>>>>

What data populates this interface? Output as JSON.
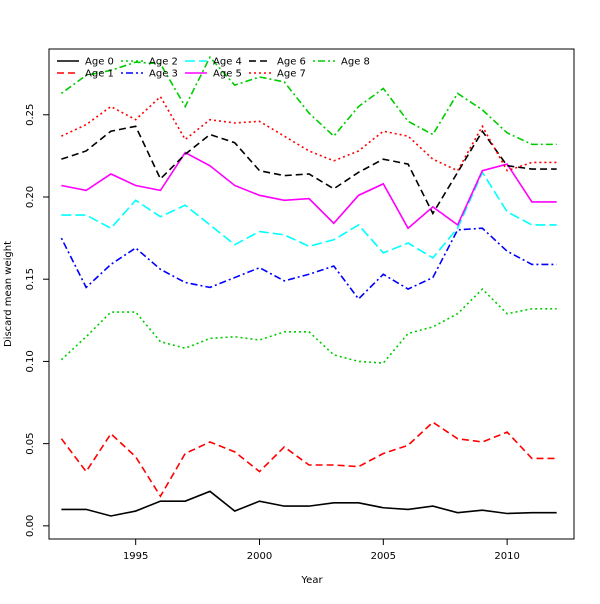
{
  "chart_data": {
    "type": "line",
    "title": "",
    "xlabel": "Year",
    "ylabel": "Discard mean weight",
    "xlim": [
      1991.5,
      2012.7
    ],
    "ylim": [
      -0.008,
      0.29
    ],
    "x_ticks": [
      1995,
      2000,
      2005,
      2010
    ],
    "y_ticks": [
      0.0,
      0.05,
      0.1,
      0.15,
      0.2,
      0.25
    ],
    "y_tick_labels": [
      "0.00",
      "0.05",
      "0.10",
      "0.15",
      "0.20",
      "0.25"
    ],
    "grid": false,
    "legend_position": "top-left",
    "x": [
      1992,
      1993,
      1994,
      1995,
      1996,
      1997,
      1998,
      1999,
      2000,
      2001,
      2002,
      2003,
      2004,
      2005,
      2006,
      2007,
      2008,
      2009,
      2010,
      2011,
      2012
    ],
    "series": [
      {
        "name": "Age 0",
        "color": "#000000",
        "dash": "solid",
        "values": [
          0.01,
          0.01,
          0.006,
          0.009,
          0.015,
          0.015,
          0.021,
          0.009,
          0.015,
          0.012,
          0.012,
          0.014,
          0.014,
          0.011,
          0.01,
          0.012,
          0.008,
          0.0095,
          0.0075,
          0.008,
          0.008
        ]
      },
      {
        "name": "Age 1",
        "color": "#ff0000",
        "dash": "dashed",
        "values": [
          0.053,
          0.033,
          0.056,
          0.042,
          0.018,
          0.044,
          0.051,
          0.045,
          0.033,
          0.048,
          0.037,
          0.037,
          0.036,
          0.044,
          0.049,
          0.063,
          0.053,
          0.051,
          0.057,
          0.041,
          0.041
        ]
      },
      {
        "name": "Age 2",
        "color": "#00cd00",
        "dash": "dotted",
        "values": [
          0.101,
          0.115,
          0.13,
          0.13,
          0.112,
          0.108,
          0.114,
          0.115,
          0.113,
          0.118,
          0.118,
          0.104,
          0.1,
          0.099,
          0.117,
          0.121,
          0.129,
          0.144,
          0.129,
          0.132,
          0.132
        ]
      },
      {
        "name": "Age 3",
        "color": "#0000ff",
        "dash": "dotdash",
        "values": [
          0.175,
          0.145,
          0.159,
          0.169,
          0.156,
          0.148,
          0.145,
          0.151,
          0.157,
          0.149,
          0.153,
          0.158,
          0.138,
          0.153,
          0.144,
          0.151,
          0.18,
          0.181,
          0.167,
          0.159,
          0.159
        ]
      },
      {
        "name": "Age 4",
        "color": "#00ffff",
        "dash": "longdash",
        "values": [
          0.189,
          0.189,
          0.181,
          0.198,
          0.188,
          0.195,
          0.183,
          0.171,
          0.179,
          0.177,
          0.17,
          0.174,
          0.183,
          0.166,
          0.172,
          0.163,
          0.181,
          0.215,
          0.191,
          0.183,
          0.183
        ]
      },
      {
        "name": "Age 5",
        "color": "#ff00ff",
        "dash": "solid",
        "values": [
          0.207,
          0.204,
          0.214,
          0.207,
          0.204,
          0.227,
          0.219,
          0.207,
          0.201,
          0.198,
          0.199,
          0.184,
          0.201,
          0.208,
          0.181,
          0.194,
          0.183,
          0.216,
          0.22,
          0.197,
          0.197
        ]
      },
      {
        "name": "Age 6",
        "color": "#000000",
        "dash": "dashed",
        "values": [
          0.223,
          0.228,
          0.24,
          0.243,
          0.211,
          0.226,
          0.238,
          0.233,
          0.216,
          0.213,
          0.214,
          0.205,
          0.215,
          0.223,
          0.22,
          0.19,
          0.215,
          0.24,
          0.219,
          0.217,
          0.217
        ]
      },
      {
        "name": "Age 7",
        "color": "#ff0000",
        "dash": "dotted",
        "values": [
          0.237,
          0.244,
          0.255,
          0.247,
          0.261,
          0.235,
          0.247,
          0.245,
          0.246,
          0.237,
          0.228,
          0.222,
          0.228,
          0.24,
          0.237,
          0.223,
          0.216,
          0.243,
          0.216,
          0.221,
          0.221
        ]
      },
      {
        "name": "Age 8",
        "color": "#00cd00",
        "dash": "dotdash",
        "values": [
          0.263,
          0.274,
          0.277,
          0.282,
          0.281,
          0.255,
          0.285,
          0.268,
          0.273,
          0.27,
          0.251,
          0.237,
          0.255,
          0.266,
          0.246,
          0.238,
          0.263,
          0.253,
          0.239,
          0.232,
          0.232
        ]
      }
    ]
  }
}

<<<<

-- Exercise aim --
Retype the data above exactly; pictures are not part of the copy.

-- Result below --
What data populates this interface? Output as JSON.
{
  "chart_data": {
    "type": "line",
    "title": "",
    "xlabel": "Year",
    "ylabel": "Discard mean weight",
    "xlim": [
      1991.5,
      2012.7
    ],
    "ylim": [
      -0.008,
      0.29
    ],
    "x_ticks": [
      1995,
      2000,
      2005,
      2010
    ],
    "y_ticks": [
      0.0,
      0.05,
      0.1,
      0.15,
      0.2,
      0.25
    ],
    "y_tick_labels": [
      "0.00",
      "0.05",
      "0.10",
      "0.15",
      "0.20",
      "0.25"
    ],
    "grid": false,
    "legend_position": "top-left",
    "x": [
      1992,
      1993,
      1994,
      1995,
      1996,
      1997,
      1998,
      1999,
      2000,
      2001,
      2002,
      2003,
      2004,
      2005,
      2006,
      2007,
      2008,
      2009,
      2010,
      2011,
      2012
    ],
    "series": [
      {
        "name": "Age 0",
        "color": "#000000",
        "dash": "solid",
        "values": [
          0.01,
          0.01,
          0.006,
          0.009,
          0.015,
          0.015,
          0.021,
          0.009,
          0.015,
          0.012,
          0.012,
          0.014,
          0.014,
          0.011,
          0.01,
          0.012,
          0.008,
          0.0095,
          0.0075,
          0.008,
          0.008
        ]
      },
      {
        "name": "Age 1",
        "color": "#ff0000",
        "dash": "dashed",
        "values": [
          0.053,
          0.033,
          0.056,
          0.042,
          0.018,
          0.044,
          0.051,
          0.045,
          0.033,
          0.048,
          0.037,
          0.037,
          0.036,
          0.044,
          0.049,
          0.063,
          0.053,
          0.051,
          0.057,
          0.041,
          0.041
        ]
      },
      {
        "name": "Age 2",
        "color": "#00cd00",
        "dash": "dotted",
        "values": [
          0.101,
          0.115,
          0.13,
          0.13,
          0.112,
          0.108,
          0.114,
          0.115,
          0.113,
          0.118,
          0.118,
          0.104,
          0.1,
          0.099,
          0.117,
          0.121,
          0.129,
          0.144,
          0.129,
          0.132,
          0.132
        ]
      },
      {
        "name": "Age 3",
        "color": "#0000ff",
        "dash": "dotdash",
        "values": [
          0.175,
          0.145,
          0.159,
          0.169,
          0.156,
          0.148,
          0.145,
          0.151,
          0.157,
          0.149,
          0.153,
          0.158,
          0.138,
          0.153,
          0.144,
          0.151,
          0.18,
          0.181,
          0.167,
          0.159,
          0.159
        ]
      },
      {
        "name": "Age 4",
        "color": "#00ffff",
        "dash": "longdash",
        "values": [
          0.189,
          0.189,
          0.181,
          0.198,
          0.188,
          0.195,
          0.183,
          0.171,
          0.179,
          0.177,
          0.17,
          0.174,
          0.183,
          0.166,
          0.172,
          0.163,
          0.181,
          0.215,
          0.191,
          0.183,
          0.183
        ]
      },
      {
        "name": "Age 5",
        "color": "#ff00ff",
        "dash": "solid",
        "values": [
          0.207,
          0.204,
          0.214,
          0.207,
          0.204,
          0.227,
          0.219,
          0.207,
          0.201,
          0.198,
          0.199,
          0.184,
          0.201,
          0.208,
          0.181,
          0.194,
          0.183,
          0.216,
          0.22,
          0.197,
          0.197
        ]
      },
      {
        "name": "Age 6",
        "color": "#000000",
        "dash": "dashed",
        "values": [
          0.223,
          0.228,
          0.24,
          0.243,
          0.211,
          0.226,
          0.238,
          0.233,
          0.216,
          0.213,
          0.214,
          0.205,
          0.215,
          0.223,
          0.22,
          0.19,
          0.215,
          0.24,
          0.219,
          0.217,
          0.217
        ]
      },
      {
        "name": "Age 7",
        "color": "#ff0000",
        "dash": "dotted",
        "values": [
          0.237,
          0.244,
          0.255,
          0.247,
          0.261,
          0.235,
          0.247,
          0.245,
          0.246,
          0.237,
          0.228,
          0.222,
          0.228,
          0.24,
          0.237,
          0.223,
          0.216,
          0.243,
          0.216,
          0.221,
          0.221
        ]
      },
      {
        "name": "Age 8",
        "color": "#00cd00",
        "dash": "dotdash",
        "values": [
          0.263,
          0.274,
          0.277,
          0.282,
          0.281,
          0.255,
          0.285,
          0.268,
          0.273,
          0.27,
          0.251,
          0.237,
          0.255,
          0.266,
          0.246,
          0.238,
          0.263,
          0.253,
          0.239,
          0.232,
          0.232
        ]
      }
    ]
  }
}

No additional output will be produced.